• **Exercise instructions**
Copy each line below in which the word "Oversold" occurs.

• **Provided records**
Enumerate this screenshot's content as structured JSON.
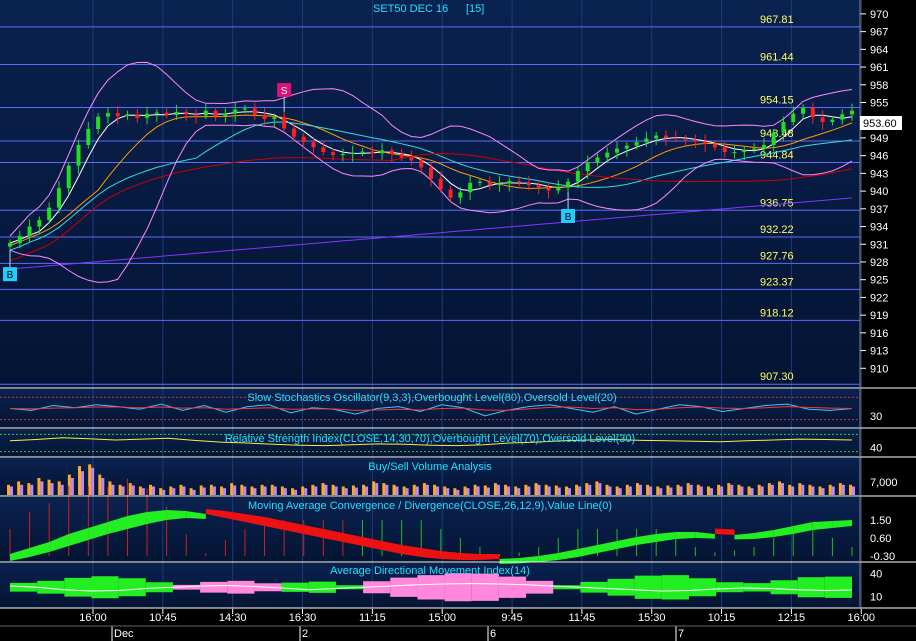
{
  "header": {
    "symbol": "SET50 DEC 16",
    "interval": "[15]"
  },
  "colors": {
    "bg_top": "#0a1f44",
    "bg_bottom": "#04102a",
    "hline": "#5a6cff",
    "bull": "#22dd22",
    "bear": "#ff2020",
    "title": "#22e0ff",
    "level_text": "#ffff66",
    "axis_text": "#ffffff"
  },
  "chart_data": [
    {
      "type": "candlestick",
      "title": "SET50 DEC 16  [15]",
      "ylim": [
        907,
        971
      ],
      "y_ticks": [
        "970",
        "967",
        "964",
        "961",
        "958",
        "955",
        "952",
        "949",
        "946",
        "943",
        "940",
        "937",
        "934",
        "931",
        "928",
        "925",
        "922",
        "919",
        "916",
        "913",
        "910"
      ],
      "last_price": "953.60",
      "horizontal_levels": [
        "967.81",
        "961.44",
        "954.15",
        "948.48",
        "944.84",
        "936.75",
        "932.22",
        "927.76",
        "923.37",
        "918.12",
        "907.30"
      ],
      "signals": [
        {
          "label": "B",
          "type": "buy",
          "x": "16:00 (Dec)"
        },
        {
          "label": "S",
          "type": "sell",
          "x": "16:30 (2)"
        },
        {
          "label": "B",
          "type": "buy",
          "x": "11:45 (6)"
        }
      ],
      "close": [
        931.2,
        932.4,
        934.0,
        935.1,
        937.2,
        940.5,
        944.3,
        947.8,
        950.5,
        952.6,
        953.2,
        952.7,
        953.0,
        952.4,
        953.1,
        953.3,
        952.9,
        953.4,
        953.0,
        952.8,
        953.6,
        952.7,
        953.1,
        953.8,
        954.0,
        952.9,
        952.2,
        952.5,
        950.6,
        949.2,
        948.3,
        947.4,
        946.6,
        946.1,
        946.3,
        946.5,
        946.7,
        946.4,
        946.9,
        946.3,
        945.7,
        945.2,
        944.0,
        942.1,
        940.3,
        938.9,
        939.8,
        941.4,
        941.6,
        941.0,
        941.3,
        941.7,
        941.4,
        941.0,
        940.6,
        940.1,
        940.7,
        941.6,
        943.4,
        944.8,
        945.7,
        946.5,
        947.2,
        947.7,
        948.3,
        948.9,
        949.4,
        949.0,
        948.9,
        948.7,
        948.4,
        948.0,
        947.4,
        946.6,
        946.6,
        947.0,
        947.2,
        947.8,
        949.9,
        951.7,
        953.1,
        954.1,
        952.5,
        951.7,
        952.1,
        953.0,
        953.6
      ],
      "series": [
        {
          "name": "SMA short",
          "color": "#ffffff"
        },
        {
          "name": "SMA medium",
          "color": "#ff9900"
        },
        {
          "name": "SMA long",
          "color": "#33dddd"
        },
        {
          "name": "SMA longer",
          "color": "#cc0000"
        },
        {
          "name": "SMA longest",
          "color": "#8833ff"
        },
        {
          "name": "Bollinger Bands",
          "color": "#ff88ff"
        }
      ]
    },
    {
      "type": "line",
      "title": "Slow Stochastics Oscillator(9,3,3),Overbought Level(80),Oversold Level(20)",
      "y_ticks": [
        "30"
      ],
      "k": [
        50,
        45,
        58,
        52,
        60,
        55,
        48,
        62,
        45,
        58,
        40,
        55,
        60,
        38,
        52,
        48,
        35,
        50,
        55,
        42,
        60,
        52,
        30,
        45,
        55,
        60,
        50,
        40,
        55,
        35,
        48,
        60,
        55,
        42,
        50,
        58,
        62,
        48,
        45,
        50
      ],
      "d": [
        50,
        49,
        51,
        52,
        54,
        54,
        52,
        54,
        51,
        52,
        48,
        50,
        52,
        48,
        49,
        49,
        45,
        46,
        48,
        46,
        50,
        51,
        46,
        45,
        49,
        53,
        54,
        50,
        52,
        47,
        48,
        52,
        54,
        51,
        50,
        52,
        55,
        53,
        51,
        50
      ]
    },
    {
      "type": "line",
      "title": "Relative Strength Index(CLOSE,14,30,70),Overbought Level(70),Oversold Level(30)",
      "y_ticks": [
        "40"
      ],
      "rsi": [
        55,
        58,
        62,
        60,
        57,
        59,
        61,
        56,
        52,
        50,
        47,
        45,
        44,
        46,
        48,
        47,
        45,
        44,
        46,
        50,
        52,
        55,
        57,
        58,
        56,
        55,
        54,
        53,
        55,
        57,
        59,
        58,
        57
      ]
    },
    {
      "type": "bar",
      "title": "Buy/Sell Volume Analysis",
      "y_ticks": [
        "7,000"
      ],
      "buy": [
        0.3,
        0.4,
        0.35,
        0.5,
        0.45,
        0.4,
        0.6,
        0.85,
        0.9,
        0.6,
        0.4,
        0.3,
        0.35,
        0.25,
        0.3,
        0.2,
        0.25,
        0.3,
        0.2,
        0.28,
        0.3,
        0.25,
        0.35,
        0.3,
        0.25,
        0.3,
        0.3,
        0.25,
        0.2,
        0.25,
        0.3,
        0.35,
        0.3,
        0.25,
        0.28,
        0.3,
        0.4,
        0.35,
        0.3,
        0.25,
        0.3,
        0.35,
        0.3,
        0.25,
        0.2,
        0.25,
        0.3,
        0.28,
        0.35,
        0.3,
        0.25,
        0.3,
        0.35,
        0.3,
        0.28,
        0.25,
        0.3,
        0.35,
        0.4,
        0.3,
        0.25,
        0.3,
        0.35,
        0.3,
        0.25,
        0.28,
        0.3,
        0.35,
        0.3,
        0.25,
        0.3,
        0.35,
        0.3,
        0.25,
        0.3,
        0.35,
        0.4,
        0.3,
        0.35,
        0.3,
        0.25,
        0.3,
        0.35,
        0.3
      ],
      "sell": [
        0.25,
        0.3,
        0.3,
        0.4,
        0.35,
        0.3,
        0.5,
        0.7,
        0.8,
        0.5,
        0.3,
        0.25,
        0.28,
        0.2,
        0.25,
        0.15,
        0.2,
        0.25,
        0.15,
        0.22,
        0.25,
        0.2,
        0.28,
        0.25,
        0.2,
        0.25,
        0.25,
        0.2,
        0.15,
        0.2,
        0.25,
        0.3,
        0.25,
        0.2,
        0.22,
        0.25,
        0.35,
        0.3,
        0.25,
        0.2,
        0.25,
        0.3,
        0.25,
        0.2,
        0.15,
        0.2,
        0.25,
        0.22,
        0.3,
        0.25,
        0.2,
        0.25,
        0.3,
        0.25,
        0.22,
        0.2,
        0.25,
        0.3,
        0.35,
        0.25,
        0.2,
        0.25,
        0.3,
        0.25,
        0.2,
        0.22,
        0.25,
        0.3,
        0.25,
        0.2,
        0.25,
        0.3,
        0.25,
        0.2,
        0.25,
        0.3,
        0.35,
        0.25,
        0.3,
        0.25,
        0.2,
        0.25,
        0.3,
        0.25
      ]
    },
    {
      "type": "area",
      "title": "Moving Average Convergence / Divergence(CLOSE,26,12,9),Value Line(0)",
      "y_ticks": [
        "1.50",
        "0.60",
        "-0.30"
      ],
      "macd": [
        -0.2,
        0.1,
        0.4,
        0.8,
        1.1,
        1.4,
        1.7,
        1.9,
        2.0,
        1.95,
        1.8,
        1.6,
        1.4,
        1.2,
        1.0,
        0.8,
        0.6,
        0.4,
        0.2,
        0.0,
        -0.2,
        -0.35,
        -0.45,
        -0.5,
        -0.5,
        -0.45,
        -0.4,
        -0.3,
        -0.15,
        0.05,
        0.25,
        0.45,
        0.65,
        0.8,
        0.9,
        0.9,
        0.8,
        0.75,
        0.85,
        1.0,
        1.2,
        1.4,
        1.45,
        1.5
      ],
      "signal": [
        -0.3,
        -0.1,
        0.15,
        0.45,
        0.75,
        1.05,
        1.3,
        1.55,
        1.75,
        1.85,
        1.8,
        1.7,
        1.55,
        1.4,
        1.2,
        1.0,
        0.8,
        0.6,
        0.4,
        0.2,
        0.0,
        -0.15,
        -0.3,
        -0.4,
        -0.45,
        -0.45,
        -0.42,
        -0.35,
        -0.25,
        -0.1,
        0.1,
        0.3,
        0.5,
        0.65,
        0.8,
        0.85,
        0.82,
        0.78,
        0.8,
        0.9,
        1.05,
        1.25,
        1.35,
        1.45
      ]
    },
    {
      "type": "area",
      "title": "Average Directional Movement Index(14)",
      "y_ticks": [
        "40",
        "10"
      ],
      "plus_di": [
        20,
        25,
        35,
        40,
        38,
        30,
        25,
        20,
        18,
        22,
        28,
        35,
        30,
        25,
        20,
        15,
        12,
        10,
        12,
        15,
        20,
        25,
        30,
        35,
        40,
        38,
        32,
        28,
        30,
        35,
        38,
        36
      ],
      "minus_di": [
        15,
        18,
        20,
        18,
        15,
        18,
        22,
        25,
        30,
        32,
        28,
        22,
        25,
        30,
        35,
        38,
        40,
        42,
        38,
        32,
        25,
        20,
        18,
        15,
        12,
        15,
        20,
        25,
        22,
        18,
        15,
        16
      ]
    }
  ],
  "x_axis": {
    "time_labels": [
      "16:00",
      "10:45",
      "14:30",
      "16:30",
      "11:15",
      "15:00",
      "9:45",
      "11:45",
      "15:30",
      "10:15",
      "12:15",
      "16:00"
    ],
    "date_labels": [
      "Dec",
      "2",
      "6",
      "7"
    ]
  }
}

• **Reply**
      "title": "Slow Stochastics Oscillator(9,3,3),Overbought Level(80),Oversold Level(20)",
      "title": "Relative Strength Index(CLOSE,14,30,70),Overbought Level(70),Oversold Level(30)",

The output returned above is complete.